▸ **GIVEN EXERCISE**: Your task is to copy every line of the records below that contains "JSON".

*****

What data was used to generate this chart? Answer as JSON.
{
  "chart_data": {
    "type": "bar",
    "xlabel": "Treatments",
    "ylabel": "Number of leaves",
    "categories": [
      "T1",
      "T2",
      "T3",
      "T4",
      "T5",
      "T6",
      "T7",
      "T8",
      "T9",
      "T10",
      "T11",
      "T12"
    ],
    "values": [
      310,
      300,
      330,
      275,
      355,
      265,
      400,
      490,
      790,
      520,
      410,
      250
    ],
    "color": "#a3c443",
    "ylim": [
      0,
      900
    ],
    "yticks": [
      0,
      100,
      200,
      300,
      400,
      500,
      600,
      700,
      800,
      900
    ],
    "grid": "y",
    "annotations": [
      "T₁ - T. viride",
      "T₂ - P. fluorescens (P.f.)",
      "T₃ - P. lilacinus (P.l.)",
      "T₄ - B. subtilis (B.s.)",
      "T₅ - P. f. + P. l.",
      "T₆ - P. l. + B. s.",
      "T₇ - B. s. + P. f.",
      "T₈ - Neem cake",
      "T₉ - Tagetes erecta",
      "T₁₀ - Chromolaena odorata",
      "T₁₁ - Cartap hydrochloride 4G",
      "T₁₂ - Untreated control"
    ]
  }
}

*****

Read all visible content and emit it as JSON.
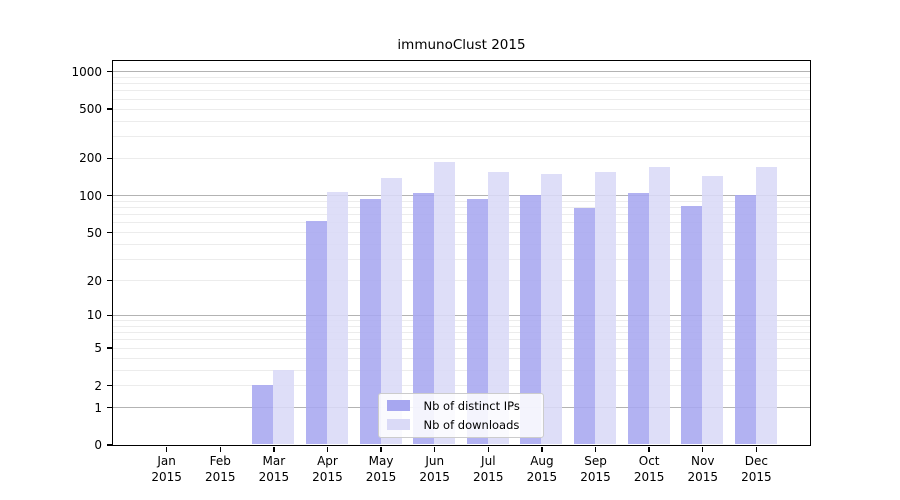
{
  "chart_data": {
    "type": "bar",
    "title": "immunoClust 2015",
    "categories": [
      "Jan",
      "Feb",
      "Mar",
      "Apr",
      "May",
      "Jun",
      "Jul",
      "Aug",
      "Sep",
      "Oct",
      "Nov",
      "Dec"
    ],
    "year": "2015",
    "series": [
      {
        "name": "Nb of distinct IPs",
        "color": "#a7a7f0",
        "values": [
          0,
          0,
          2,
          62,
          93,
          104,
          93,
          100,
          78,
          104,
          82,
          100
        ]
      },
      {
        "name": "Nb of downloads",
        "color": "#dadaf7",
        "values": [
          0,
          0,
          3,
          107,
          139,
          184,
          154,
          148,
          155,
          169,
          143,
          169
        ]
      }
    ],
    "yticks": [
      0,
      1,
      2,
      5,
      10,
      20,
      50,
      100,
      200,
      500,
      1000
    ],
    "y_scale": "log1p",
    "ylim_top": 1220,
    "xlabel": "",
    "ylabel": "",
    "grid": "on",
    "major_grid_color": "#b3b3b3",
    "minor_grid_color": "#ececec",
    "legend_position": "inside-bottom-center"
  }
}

*****

▸ **ANSWER TO THIS EXERCISE**:
What data was used to generate this chart? Answer as JSON.
Read all visible content and emit it as JSON.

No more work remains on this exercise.